#### DIRECTIVE:
Show only lines that include "astronomiya".

#### LISTED RECORDS:
* begin *
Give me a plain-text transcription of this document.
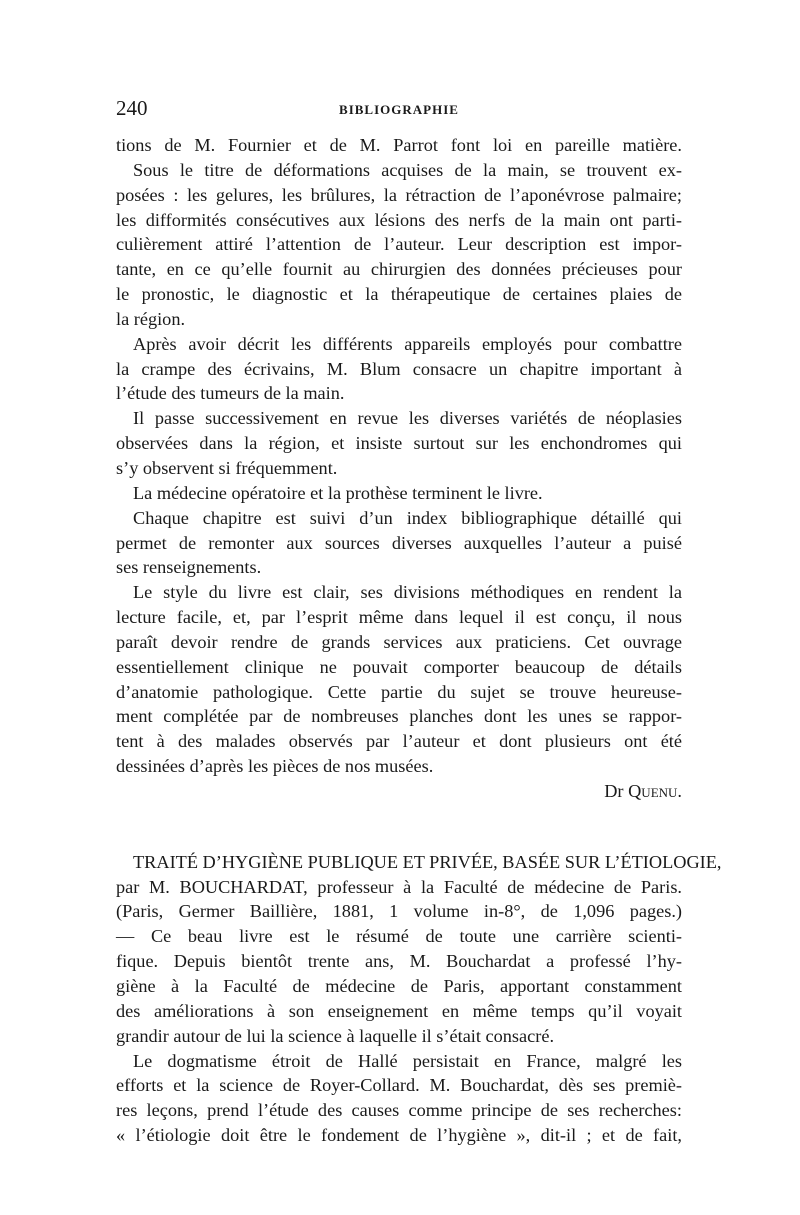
240	BIBLIOGRAPHIE
tions de M. Fournier et de M. Parrot font loi en pareille matière.
Sous le titre de déformations acquises de la main, se trouvent ex-
posées : les gelures, les brûlures, la rétraction de l’aponévrose palmaire;
les difformités consécutives aux lésions des nerfs de la main ont parti-
culièrement attiré l’attention de l’auteur. Leur description est impor-
tante, en ce qu’elle fournit au chirurgien des données précieuses pour
le pronostic, le diagnostic et la thérapeutique de certaines plaies de
la région.
Après avoir décrit les différents appareils employés pour combattre
la crampe des écrivains, M. Blum consacre un chapitre important à
l’étude des tumeurs de la main.
Il passe successivement en revue les diverses variétés de néoplasies
observées dans la région, et insiste surtout sur les enchondromes qui
s’y observent si fréquemment.
La médecine opératoire et la prothèse terminent le livre.
Chaque chapitre est suivi d’un index bibliographique détaillé qui
permet de remonter aux sources diverses auxquelles l’auteur a puisé
ses renseignements.
Le style du livre est clair, ses divisions méthodiques en rendent la
lecture facile, et, par l’esprit même dans lequel il est conçu, il nous
paraît devoir rendre de grands services aux praticiens. Cet ouvrage
essentiellement clinique ne pouvait comporter beaucoup de détails
d’anatomie pathologique. Cette partie du sujet se trouve heureuse-
ment complétée par de nombreuses planches dont les unes se rappor-
tent à des malades observés par l’auteur et dont plusieurs ont été
dessinées d’après les pièces de nos musées.
Dr Quenu.
TRAITÉ D’HYGIÈNE PUBLIQUE ET PRIVÉE, BASÉE SUR L’ÉTIOLOGIE,
par M. BOUCHARDAT, professeur à la Faculté de médecine de Paris.
(Paris, Germer Baillière, 1881, 1 volume in-8°, de 1,096 pages.)
— Ce beau livre est le résumé de toute une carrière scienti-
fique. Depuis bientôt trente ans, M. Bouchardat a professé l’hy-
giène à la Faculté de médecine de Paris, apportant constamment
des améliorations à son enseignement en même temps qu’il voyait
grandir autour de lui la science à laquelle il s’était consacré.
Le dogmatisme étroit de Hallé persistait en France, malgré les
efforts et la science de Royer-Collard. M. Bouchardat, dès ses premiè-
res leçons, prend l’étude des causes comme principe de ses recherches:
« l’étiologie doit être le fondement de l’hygiène », dit-il ; et de fait,
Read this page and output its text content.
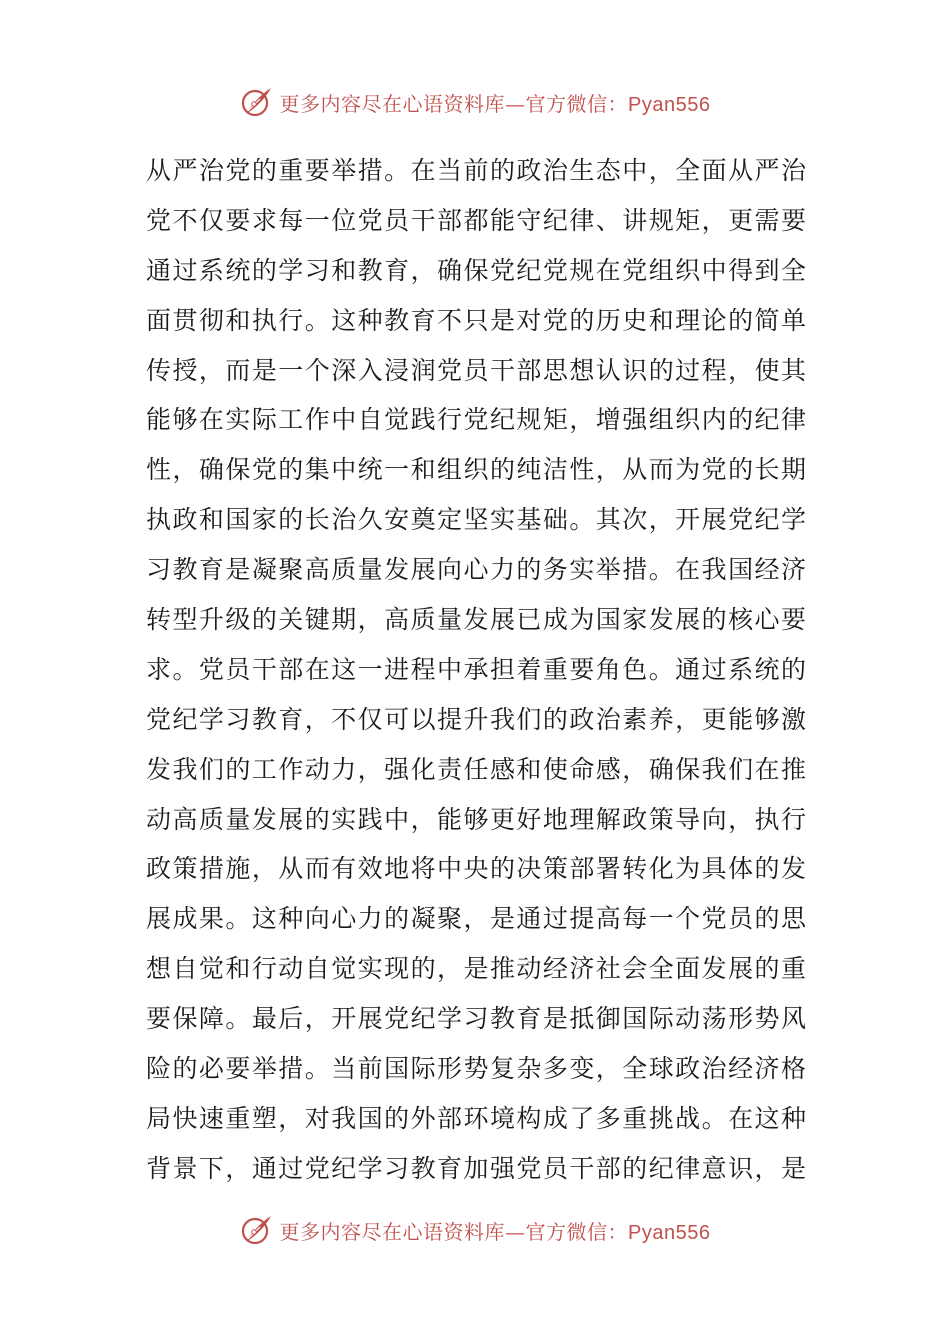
更多内容尽在心语资料库—官方微信：Pyan556
从严治党的重要举措。在当前的政治生态中，全面从严治
党不仅要求每一位党员干部都能守纪律、讲规矩，更需要
通过系统的学习和教育，确保党纪党规在党组织中得到全
面贯彻和执行。这种教育不只是对党的历史和理论的简单
传授，而是一个深入浸润党员干部思想认识的过程，使其
能够在实际工作中自觉践行党纪规矩，增强组织内的纪律
性，确保党的集中统一和组织的纯洁性，从而为党的长期
执政和国家的长治久安奠定坚实基础。其次，开展党纪学
习教育是凝聚高质量发展向心力的务实举措。在我国经济
转型升级的关键期，高质量发展已成为国家发展的核心要
求。党员干部在这一进程中承担着重要角色。通过系统的
党纪学习教育，不仅可以提升我们的政治素养，更能够激
发我们的工作动力，强化责任感和使命感，确保我们在推
动高质量发展的实践中，能够更好地理解政策导向，执行
政策措施，从而有效地将中央的决策部署转化为具体的发
展成果。这种向心力的凝聚，是通过提高每一个党员的思
想自觉和行动自觉实现的，是推动经济社会全面发展的重
要保障。最后，开展党纪学习教育是抵御国际动荡形势风
险的必要举措。当前国际形势复杂多变，全球政治经济格
局快速重塑，对我国的外部环境构成了多重挑战。在这种
背景下，通过党纪学习教育加强党员干部的纪律意识，是
更多内容尽在心语资料库—官方微信：Pyan556
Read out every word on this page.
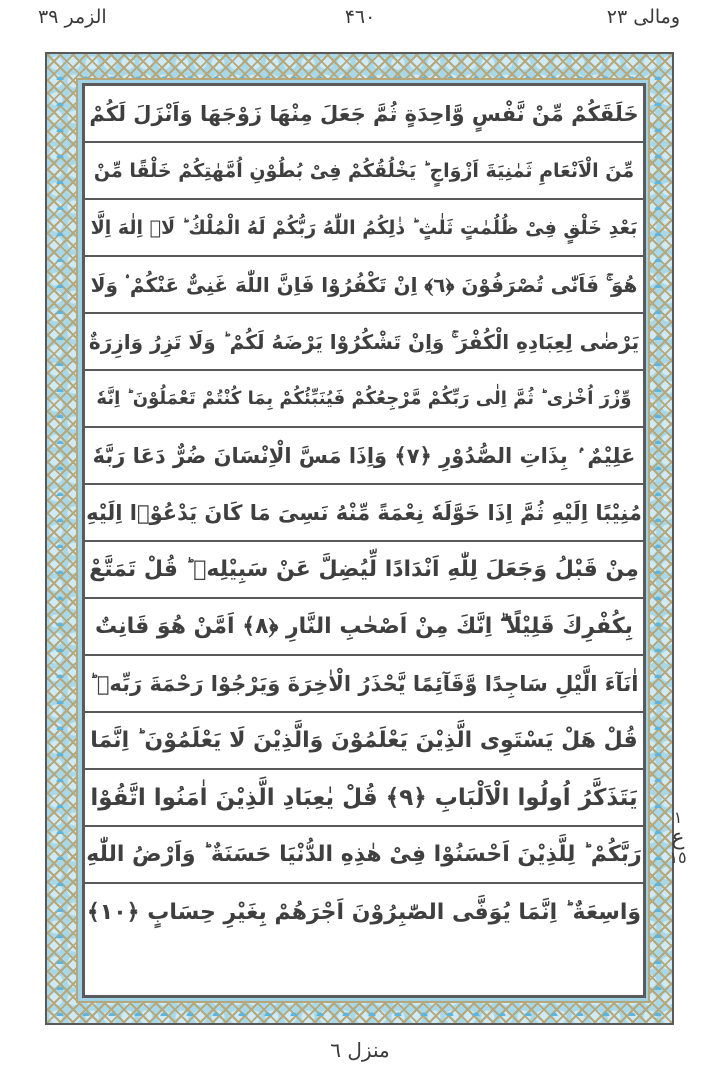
ومالى ٢٣
۴٦٠
الزمر ٣٩
خَلَقَكُمْ مِّنْ نَّفْسٍ وَّاحِدَةٍ ثُمَّ جَعَلَ مِنْهَا زَوْجَهَا وَاَنْزَلَ لَكُمْ
مِّنَ الْاَنْعَامِ ثَمٰنِيَةَ اَزْوَاجٍ ؕ يَخْلُقُكُمْ فِىْ بُطُوْنِ اُمَّهٰتِكُمْ خَلْقًا مِّنْ
بَعْدِ خَلْقٍ فِىْ ظُلُمٰتٍ ثَلٰثٍ ؕ ذٰلِكُمُ اللّٰهُ رَبُّكُمْ لَهُ الْمُلْكُ ؕ لَاۤ اِلٰهَ اِلَّا
هُوَ ۚ فَاَنّٰى تُصْرَفُوْنَ ﴿٦﴾ اِنْ تَكْفُرُوْا فَاِنَّ اللّٰهَ غَنِىٌّ عَنْكُمْ ۟ وَلَا
يَرْضٰى لِعِبَادِهِ الْكُفْرَ ۚ وَاِنْ تَشْكُرُوْا يَرْضَهُ لَكُمْ ؕ وَلَا تَزِرُ وَازِرَةٌ
وِّزْرَ اُخْرٰى ؕ ثُمَّ اِلٰى رَبِّكُمْ مَّرْجِعُكُمْ فَيُنَبِّئُكُمْ بِمَا كُنْتُمْ تَعْمَلُوْنَ ؕ اِنَّهٗ
عَلِيْمٌ ۢ بِذَاتِ الصُّدُوْرِ ﴿٧﴾ وَاِذَا مَسَّ الْاِنْسَانَ ضُرٌّ دَعَا رَبَّهٗ
مُنِيْبًا اِلَيْهِ ثُمَّ اِذَا خَوَّلَهٗ نِعْمَةً مِّنْهُ نَسِىَ مَا كَانَ يَدْعُوْۤا اِلَيْهِ
مِنْ قَبْلُ وَجَعَلَ لِلّٰهِ اَنْدَادًا لِّيُضِلَّ عَنْ سَبِيْلِهٖ ؕ قُلْ تَمَتَّعْ
بِكُفْرِكَ قَلِيْلًا ۖۗ اِنَّكَ مِنْ اَصْحٰبِ النَّارِ ﴿٨﴾ اَمَّنْ هُوَ قَانِتٌ
اٰنَآءَ الَّيْلِ سَاجِدًا وَّقَآئِمًا يَّحْذَرُ الْاٰخِرَةَ وَيَرْجُوْا رَحْمَةَ رَبِّهٖ ؕ
قُلْ هَلْ يَسْتَوِى الَّذِيْنَ يَعْلَمُوْنَ وَالَّذِيْنَ لَا يَعْلَمُوْنَ ؕ اِنَّمَا
يَتَذَكَّرُ اُولُوا الْاَلْبَابِ ﴿٩﴾ قُلْ يٰعِبَادِ الَّذِيْنَ اٰمَنُوا اتَّقُوْا
رَبَّكُمْ ؕ لِلَّذِيْنَ اَحْسَنُوْا فِىْ هٰذِهِ الدُّنْيَا حَسَنَةٌ ؕ وَاَرْضُ اللّٰهِ
وَاسِعَةٌ ؕ اِنَّمَا يُوَفَّى الصّٰبِرُوْنَ اَجْرَهُمْ بِغَيْرِ حِسَابٍ ﴿١٠﴾
١
ع
١٥
منزل ٦
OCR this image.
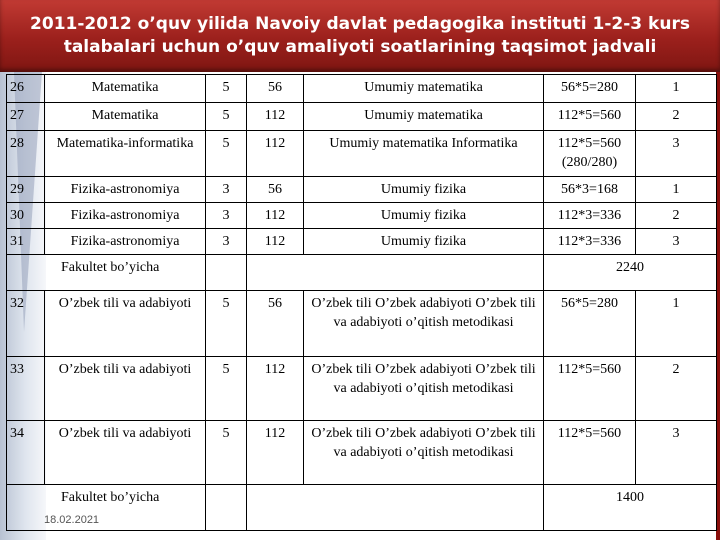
2011-2012 o’quv yilida Navoiy davlat pedagogika instituti 1-2-3 kurs
talabalari uchun o’quv amaliyoti soatlarining taqsimot jadvali
26	Matematika	5	56	Umumiy matematika	56*5=280	1
27	Matematika	5	112	Umumiy matematika	112*5=560	2
28	Matematika-informatika	5	112	Umumiy matematika Informatika	112*5=560 (280/280)	3
29	Fizika-astronomiya	3	56	Umumiy fizika	56*3=168	1
30	Fizika-astronomiya	3	112	Umumiy fizika	112*3=336	2
31	Fizika-astronomiya	3	112	Umumiy fizika	112*3=336	3
Fakultet bo’yicha					2240	
32	O’zbek tili va adabiyoti	5	56	O’zbek tili O’zbek adabiyoti O’zbek tili va adabiyoti o’qitish metodikasi	56*5=280	1
33	O’zbek tili va adabiyoti	5	112	O’zbek tili O’zbek adabiyoti O’zbek tili va adabiyoti o’qitish metodikasi	112*5=560	2
34	O’zbek tili va adabiyoti	5	112	O’zbek tili O’zbek adabiyoti O’zbek tili va adabiyoti o’qitish metodikasi	112*5=560	3
Fakultet bo’yicha					1400	
18.02.2021
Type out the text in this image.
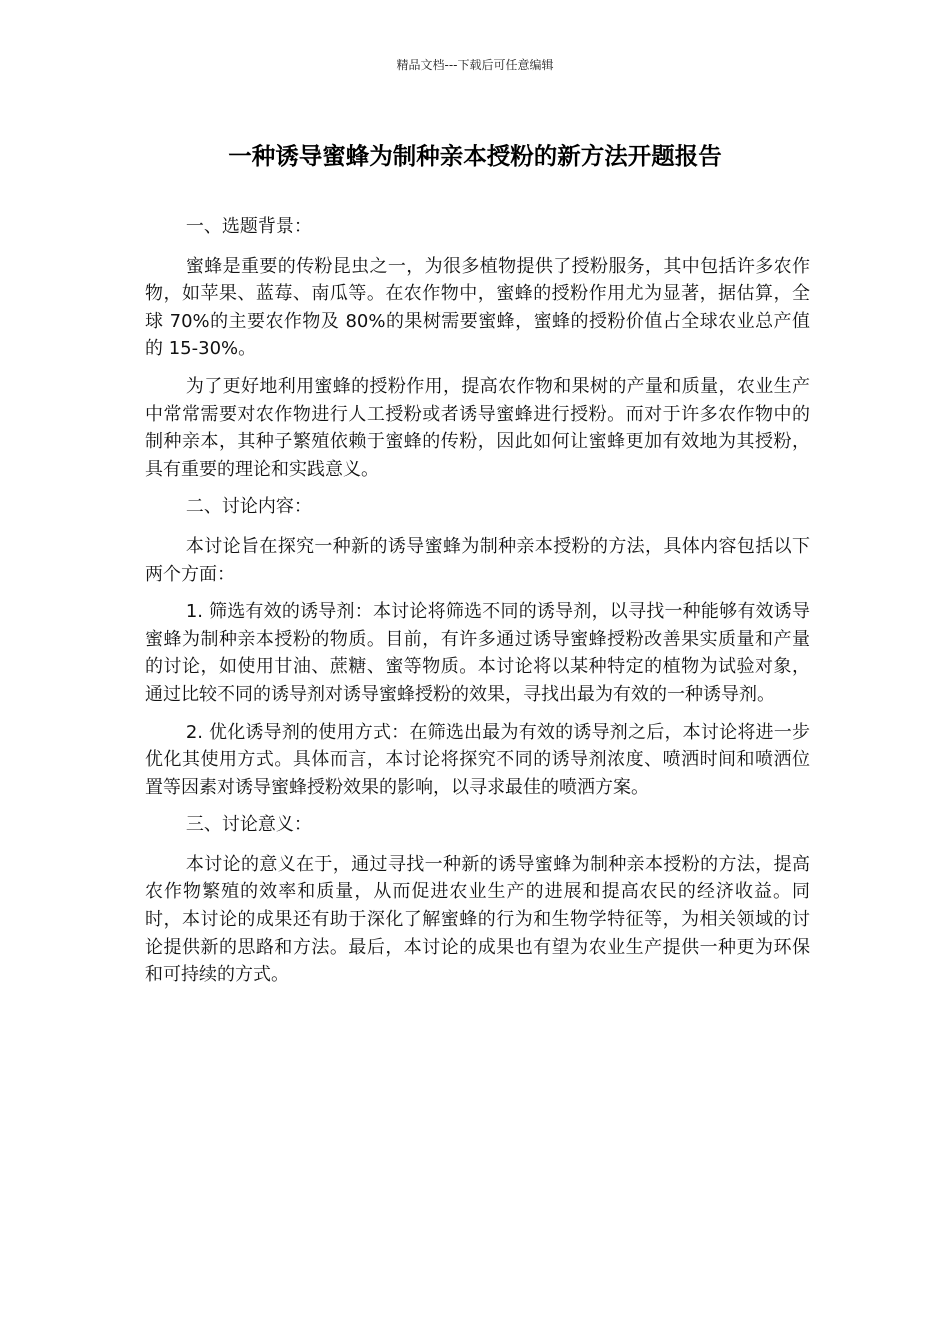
精品文档---下载后可任意编辑
一种诱导蜜蜂为制种亲本授粉的新方法开题报告

一、选题背景：

蜜蜂是重要的传粉昆虫之一，为很多植物提供了授粉服务，其中包括许多农作物，如苹果、蓝莓、南瓜等。在农作物中，蜜蜂的授粉作用尤为显著，据估算，全球 70%的主要农作物及 80%的果树需要蜜蜂，蜜蜂的授粉价值占全球农业总产值的 15-30%。

为了更好地利用蜜蜂的授粉作用，提高农作物和果树的产量和质量，农业生产中常常需要对农作物进行人工授粉或者诱导蜜蜂进行授粉。而对于许多农作物中的制种亲本，其种子繁殖依赖于蜜蜂的传粉，因此如何让蜜蜂更加有效地为其授粉，具有重要的理论和实践意义。

二、讨论内容：

本讨论旨在探究一种新的诱导蜜蜂为制种亲本授粉的方法，具体内容包括以下两个方面：

1. 筛选有效的诱导剂：本讨论将筛选不同的诱导剂，以寻找一种能够有效诱导蜜蜂为制种亲本授粉的物质。目前，有许多通过诱导蜜蜂授粉改善果实质量和产量的讨论，如使用甘油、蔗糖、蜜等物质。本讨论将以某种特定的植物为试验对象，通过比较不同的诱导剂对诱导蜜蜂授粉的效果，寻找出最为有效的一种诱导剂。

2. 优化诱导剂的使用方式：在筛选出最为有效的诱导剂之后，本讨论将进一步优化其使用方式。具体而言，本讨论将探究不同的诱导剂浓度、喷洒时间和喷洒位置等因素对诱导蜜蜂授粉效果的影响，以寻求最佳的喷洒方案。

三、讨论意义：

本讨论的意义在于，通过寻找一种新的诱导蜜蜂为制种亲本授粉的方法，提高农作物繁殖的效率和质量，从而促进农业生产的进展和提高农民的经济收益。同时，本讨论的成果还有助于深化了解蜜蜂的行为和生物学特征等，为相关领域的讨论提供新的思路和方法。最后，本讨论的成果也有望为农业生产提供一种更为环保和可持续的方式。
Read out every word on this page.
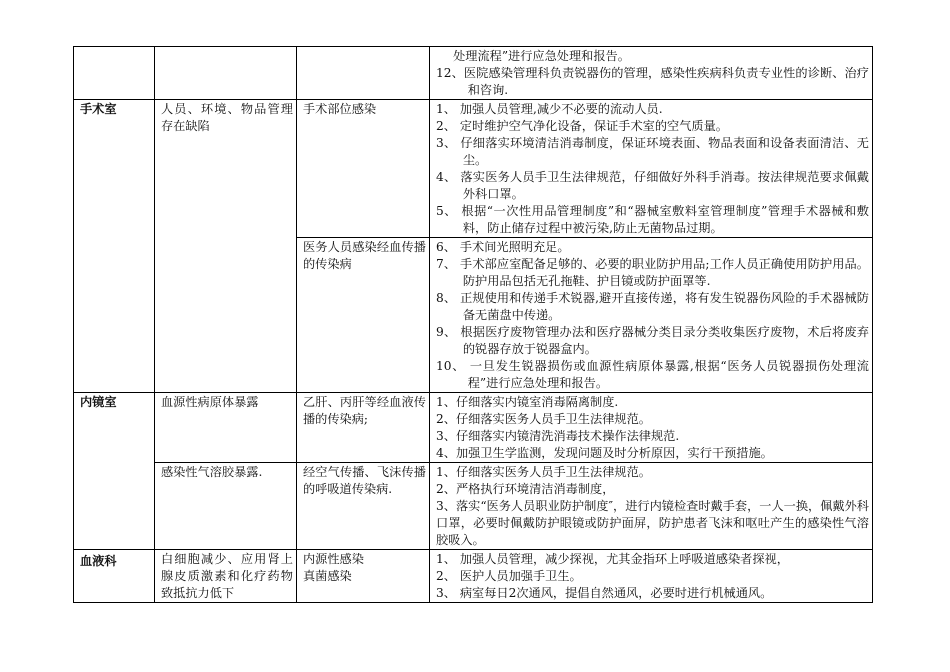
			处理流程”进行应急处理和报告。
12、医院感染管理科负责锐器伤的管理，感染性疾病科负责专业性的诊断、治疗和咨询.

手术室	人员、环境、物品管理存在缺陷	手术部位感染	1、 加强人员管理,减少不必要的流动人员.
2、 定时维护空气净化设备，保证手术室的空气质量。
3、 仔细落实环境清洁消毒制度，保证环境表面、物品表面和设备表面清洁、无尘。
4、 落实医务人员手卫生法律规范，仔细做好外科手消毒。按法律规范要求佩戴外科口罩。
5、 根据“一次性用品管理制度”和“器械室敷料室管理制度”管理手术器械和敷料，防止储存过程中被污染,防止无菌物品过期。

		医务人员感染经血传播的传染病	6、 手术间光照明充足。
7、 手术部应室配备足够的、必要的职业防护用品;工作人员正确使用防护用品。防护用品包括无孔拖鞋、护目镜或防护面罩等.
8、 正规使用和传递手术锐器,避开直接传递，将有发生锐器伤风险的手术器械防备无菌盘中传递。
9、 根据医疗废物管理办法和医疗器械分类目录分类收集医疗废物，术后将废弃的锐器存放于锐器盒内。
10、 一旦发生锐器损伤或血源性病原体暴露,根据“医务人员锐器损伤处理流程”进行应急处理和报告。

内镜室	血源性病原体暴露	乙肝、丙肝等经血液传播的传染病;	1、仔细落实内镜室消毒隔离制度.
2、仔细落实医务人员手卫生法律规范。
3、仔细落实内镜清洗消毒技术操作法律规范.
4、加强卫生学监测，发现问题及时分析原因，实行干预措施。

	感染性气溶胶暴露.	经空气传播、飞沫传播的呼吸道传染病.	1、仔细落实医务人员手卫生法律规范。
2、严格执行环境清洁消毒制度，
3、落实“医务人员职业防护制度″，进行内镜检查时戴手套，一人一换，佩戴外科口罩，必要时佩戴防护眼镜或防护面屏，防护患者飞沫和呕吐产生的感染性气溶胶吸入。

血液科	白细胞减少、应用肾上腺皮质激素和化疗药物致抵抗力低下	内源性感染
真菌感染	1、 加强人员管理，减少探视，尤其金指环上呼吸道感染者探视，
2、 医护人员加强手卫生。
3、 病室每日2次通风，提倡自然通风，必要时进行机械通风。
* end *
#### RESULT OF THE EXERCISE:
29	Fizika-astronomiya	3	56	Umumiy fizika	56*3=168	1
30	Fizika-astronomiya	3	112	Umumiy fizika	112*3=336	2
31	Fizika-astronomiya	3	112	Umumiy fizika	112*3=336	3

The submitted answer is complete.